**Items from a dataset**
=======

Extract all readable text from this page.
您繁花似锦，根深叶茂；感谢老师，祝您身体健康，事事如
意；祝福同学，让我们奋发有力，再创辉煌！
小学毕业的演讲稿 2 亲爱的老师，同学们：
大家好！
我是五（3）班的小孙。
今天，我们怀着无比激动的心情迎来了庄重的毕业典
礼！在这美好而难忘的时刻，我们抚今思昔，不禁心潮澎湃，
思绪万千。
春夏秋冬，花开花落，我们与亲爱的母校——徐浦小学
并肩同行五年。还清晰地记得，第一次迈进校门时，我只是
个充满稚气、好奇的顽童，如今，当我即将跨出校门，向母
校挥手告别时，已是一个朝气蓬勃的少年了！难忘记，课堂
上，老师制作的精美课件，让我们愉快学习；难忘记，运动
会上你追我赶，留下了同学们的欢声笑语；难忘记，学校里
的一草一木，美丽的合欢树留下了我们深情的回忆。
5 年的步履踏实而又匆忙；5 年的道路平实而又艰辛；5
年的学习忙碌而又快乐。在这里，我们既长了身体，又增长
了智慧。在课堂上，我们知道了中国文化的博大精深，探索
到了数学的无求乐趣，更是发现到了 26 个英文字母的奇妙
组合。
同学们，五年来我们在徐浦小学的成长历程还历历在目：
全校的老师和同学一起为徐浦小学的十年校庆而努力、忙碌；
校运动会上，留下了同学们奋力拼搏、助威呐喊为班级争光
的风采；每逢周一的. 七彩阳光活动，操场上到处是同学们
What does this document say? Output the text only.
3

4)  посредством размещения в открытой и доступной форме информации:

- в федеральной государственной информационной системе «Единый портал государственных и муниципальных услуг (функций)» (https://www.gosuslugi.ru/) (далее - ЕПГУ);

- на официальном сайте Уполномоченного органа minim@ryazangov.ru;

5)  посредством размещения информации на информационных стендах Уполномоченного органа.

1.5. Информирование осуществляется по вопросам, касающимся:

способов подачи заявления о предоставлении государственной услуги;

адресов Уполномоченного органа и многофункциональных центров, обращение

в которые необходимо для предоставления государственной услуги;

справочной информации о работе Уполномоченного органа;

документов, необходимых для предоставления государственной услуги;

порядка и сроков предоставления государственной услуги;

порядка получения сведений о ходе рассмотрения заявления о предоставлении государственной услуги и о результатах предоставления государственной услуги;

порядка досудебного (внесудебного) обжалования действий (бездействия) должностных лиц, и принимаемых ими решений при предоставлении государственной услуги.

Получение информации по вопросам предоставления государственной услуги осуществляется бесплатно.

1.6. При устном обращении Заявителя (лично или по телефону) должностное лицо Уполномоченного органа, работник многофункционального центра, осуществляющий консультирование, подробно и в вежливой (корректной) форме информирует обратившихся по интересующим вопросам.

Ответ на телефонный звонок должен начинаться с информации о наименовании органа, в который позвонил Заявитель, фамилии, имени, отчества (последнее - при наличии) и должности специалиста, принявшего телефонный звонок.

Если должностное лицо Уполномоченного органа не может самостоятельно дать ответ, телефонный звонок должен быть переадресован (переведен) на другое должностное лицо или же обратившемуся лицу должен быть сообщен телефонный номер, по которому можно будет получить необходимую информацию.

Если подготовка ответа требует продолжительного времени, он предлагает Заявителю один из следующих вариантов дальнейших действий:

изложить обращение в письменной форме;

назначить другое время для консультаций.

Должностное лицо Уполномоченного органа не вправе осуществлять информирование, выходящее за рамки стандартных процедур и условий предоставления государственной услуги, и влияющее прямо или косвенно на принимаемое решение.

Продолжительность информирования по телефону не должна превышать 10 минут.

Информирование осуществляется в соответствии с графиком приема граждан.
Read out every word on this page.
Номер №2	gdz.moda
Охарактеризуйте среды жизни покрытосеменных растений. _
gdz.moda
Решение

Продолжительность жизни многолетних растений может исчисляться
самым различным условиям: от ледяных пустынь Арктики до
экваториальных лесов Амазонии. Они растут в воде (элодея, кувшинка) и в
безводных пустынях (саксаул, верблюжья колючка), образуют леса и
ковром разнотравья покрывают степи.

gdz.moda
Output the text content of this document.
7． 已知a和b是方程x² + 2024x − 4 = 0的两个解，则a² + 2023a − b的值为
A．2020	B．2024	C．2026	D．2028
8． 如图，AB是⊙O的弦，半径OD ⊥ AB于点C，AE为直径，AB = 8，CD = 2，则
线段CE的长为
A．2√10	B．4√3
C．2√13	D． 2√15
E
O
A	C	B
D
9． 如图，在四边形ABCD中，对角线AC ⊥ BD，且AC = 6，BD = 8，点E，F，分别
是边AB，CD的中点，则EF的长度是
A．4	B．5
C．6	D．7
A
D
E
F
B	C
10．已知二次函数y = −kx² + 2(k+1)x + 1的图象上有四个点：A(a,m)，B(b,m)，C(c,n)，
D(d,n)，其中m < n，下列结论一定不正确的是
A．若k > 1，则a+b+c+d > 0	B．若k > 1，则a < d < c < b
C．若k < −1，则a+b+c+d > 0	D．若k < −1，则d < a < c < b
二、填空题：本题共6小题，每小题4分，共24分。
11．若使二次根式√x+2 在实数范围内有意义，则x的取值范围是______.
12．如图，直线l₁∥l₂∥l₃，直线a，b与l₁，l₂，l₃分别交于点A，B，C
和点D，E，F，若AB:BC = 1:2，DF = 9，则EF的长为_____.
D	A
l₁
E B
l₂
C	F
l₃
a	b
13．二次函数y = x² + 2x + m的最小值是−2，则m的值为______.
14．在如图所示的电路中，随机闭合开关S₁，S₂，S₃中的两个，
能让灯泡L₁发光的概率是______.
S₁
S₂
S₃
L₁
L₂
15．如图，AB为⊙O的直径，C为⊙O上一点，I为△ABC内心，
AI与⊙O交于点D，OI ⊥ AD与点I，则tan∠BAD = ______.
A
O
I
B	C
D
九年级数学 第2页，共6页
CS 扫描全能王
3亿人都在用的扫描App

=======

**PROMPT**
Give all of the entries again, word for word.

**WRITTEN SOLUTION**
Extract all readable text from this page.
您繁花似锦，根深叶茂；感谢老师，祝您身体健康，事事如
意；祝福同学，让我们奋发有力，再创辉煌！
小学毕业的演讲稿 2 亲爱的老师，同学们：
大家好！
我是五（3）班的小孙。
今天，我们怀着无比激动的心情迎来了庄重的毕业典
礼！在这美好而难忘的时刻，我们抚今思昔，不禁心潮澎湃，
思绪万千。
春夏秋冬，花开花落，我们与亲爱的母校——徐浦小学
并肩同行五年。还清晰地记得，第一次迈进校门时，我只是
个充满稚气、好奇的顽童，如今，当我即将跨出校门，向母
校挥手告别时，已是一个朝气蓬勃的少年了！难忘记，课堂
上，老师制作的精美课件，让我们愉快学习；难忘记，运动
会上你追我赶，留下了同学们的欢声笑语；难忘记，学校里
的一草一木，美丽的合欢树留下了我们深情的回忆。
5 年的步履踏实而又匆忙；5 年的道路平实而又艰辛；5
年的学习忙碌而又快乐。在这里，我们既长了身体，又增长
了智慧。在课堂上，我们知道了中国文化的博大精深，探索
到了数学的无求乐趣，更是发现到了 26 个英文字母的奇妙
组合。
同学们，五年来我们在徐浦小学的成长历程还历历在目：
全校的老师和同学一起为徐浦小学的十年校庆而努力、忙碌；
校运动会上，留下了同学们奋力拼搏、助威呐喊为班级争光
的风采；每逢周一的. 七彩阳光活动，操场上到处是同学们
What does this document say? Output the text only.
3

4)  посредством размещения в открытой и доступной форме информации:

- в федеральной государственной информационной системе «Единый портал государственных и муниципальных услуг (функций)» (https://www.gosuslugi.ru/) (далее - ЕПГУ);

- на официальном сайте Уполномоченного органа minim@ryazangov.ru;

5)  посредством размещения информации на информационных стендах Уполномоченного органа.

1.5. Информирование осуществляется по вопросам, касающимся:

способов подачи заявления о предоставлении государственной услуги;

адресов Уполномоченного органа и многофункциональных центров, обращение

в которые необходимо для предоставления государственной услуги;

справочной информации о работе Уполномоченного органа;

документов, необходимых для предоставления государственной услуги;

порядка и сроков предоставления государственной услуги;

порядка получения сведений о ходе рассмотрения заявления о предоставлении государственной услуги и о результатах предоставления государственной услуги;

порядка досудебного (внесудебного) обжалования действий (бездействия) должностных лиц, и принимаемых ими решений при предоставлении государственной услуги.

Получение информации по вопросам предоставления государственной услуги осуществляется бесплатно.

1.6. При устном обращении Заявителя (лично или по телефону) должностное лицо Уполномоченного органа, работник многофункционального центра, осуществляющий консультирование, подробно и в вежливой (корректной) форме информирует обратившихся по интересующим вопросам.

Ответ на телефонный звонок должен начинаться с информации о наименовании органа, в который позвонил Заявитель, фамилии, имени, отчества (последнее - при наличии) и должности специалиста, принявшего телефонный звонок.

Если должностное лицо Уполномоченного органа не может самостоятельно дать ответ, телефонный звонок должен быть переадресован (переведен) на другое должностное лицо или же обратившемуся лицу должен быть сообщен телефонный номер, по которому можно будет получить необходимую информацию.

Если подготовка ответа требует продолжительного времени, он предлагает Заявителю один из следующих вариантов дальнейших действий:

изложить обращение в письменной форме;

назначить другое время для консультаций.

Должностное лицо Уполномоченного органа не вправе осуществлять информирование, выходящее за рамки стандартных процедур и условий предоставления государственной услуги, и влияющее прямо или косвенно на принимаемое решение.

Продолжительность информирования по телефону не должна превышать 10 минут.

Информирование осуществляется в соответствии с графиком приема граждан.
Read out every word on this page.
Номер №2	gdz.moda
Охарактеризуйте среды жизни покрытосеменных растений. _
gdz.moda
Решение

Продолжительность жизни многолетних растений может исчисляться
самым различным условиям: от ледяных пустынь Арктики до
экваториальных лесов Амазонии. Они растут в воде (элодея, кувшинка) и в
безводных пустынях (саксаул, верблюжья колючка), образуют леса и
ковром разнотравья покрывают степи.

gdz.moda
Output the text content of this document.
7． 已知a和b是方程x² + 2024x − 4 = 0的两个解，则a² + 2023a − b的值为
A．2020	B．2024	C．2026	D．2028
8． 如图，AB是⊙O的弦，半径OD ⊥ AB于点C，AE为直径，AB = 8，CD = 2，则
线段CE的长为
A．2√10	B．4√3
C．2√13	D． 2√15
E
O
A	C	B
D
9． 如图，在四边形ABCD中，对角线AC ⊥ BD，且AC = 6，BD = 8，点E，F，分别
是边AB，CD的中点，则EF的长度是
A．4	B．5
C．6	D．7
A
D
E
F
B	C
10．已知二次函数y = −kx² + 2(k+1)x + 1的图象上有四个点：A(a,m)，B(b,m)，C(c,n)，
D(d,n)，其中m < n，下列结论一定不正确的是
A．若k > 1，则a+b+c+d > 0	B．若k > 1，则a < d < c < b
C．若k < −1，则a+b+c+d > 0	D．若k < −1，则d < a < c < b
二、填空题：本题共6小题，每小题4分，共24分。
11．若使二次根式√x+2 在实数范围内有意义，则x的取值范围是______.
12．如图，直线l₁∥l₂∥l₃，直线a，b与l₁，l₂，l₃分别交于点A，B，C
和点D，E，F，若AB:BC = 1:2，DF = 9，则EF的长为_____.
D	A
l₁
E B
l₂
C	F
l₃
a	b
13．二次函数y = x² + 2x + m的最小值是−2，则m的值为______.
14．在如图所示的电路中，随机闭合开关S₁，S₂，S₃中的两个，
能让灯泡L₁发光的概率是______.
S₁
S₂
S₃
L₁
L₂
15．如图，AB为⊙O的直径，C为⊙O上一点，I为△ABC内心，
AI与⊙O交于点D，OI ⊥ AD与点I，则tan∠BAD = ______.
A
O
I
B	C
D
九年级数学 第2页，共6页
CS 扫描全能王
3亿人都在用的扫描App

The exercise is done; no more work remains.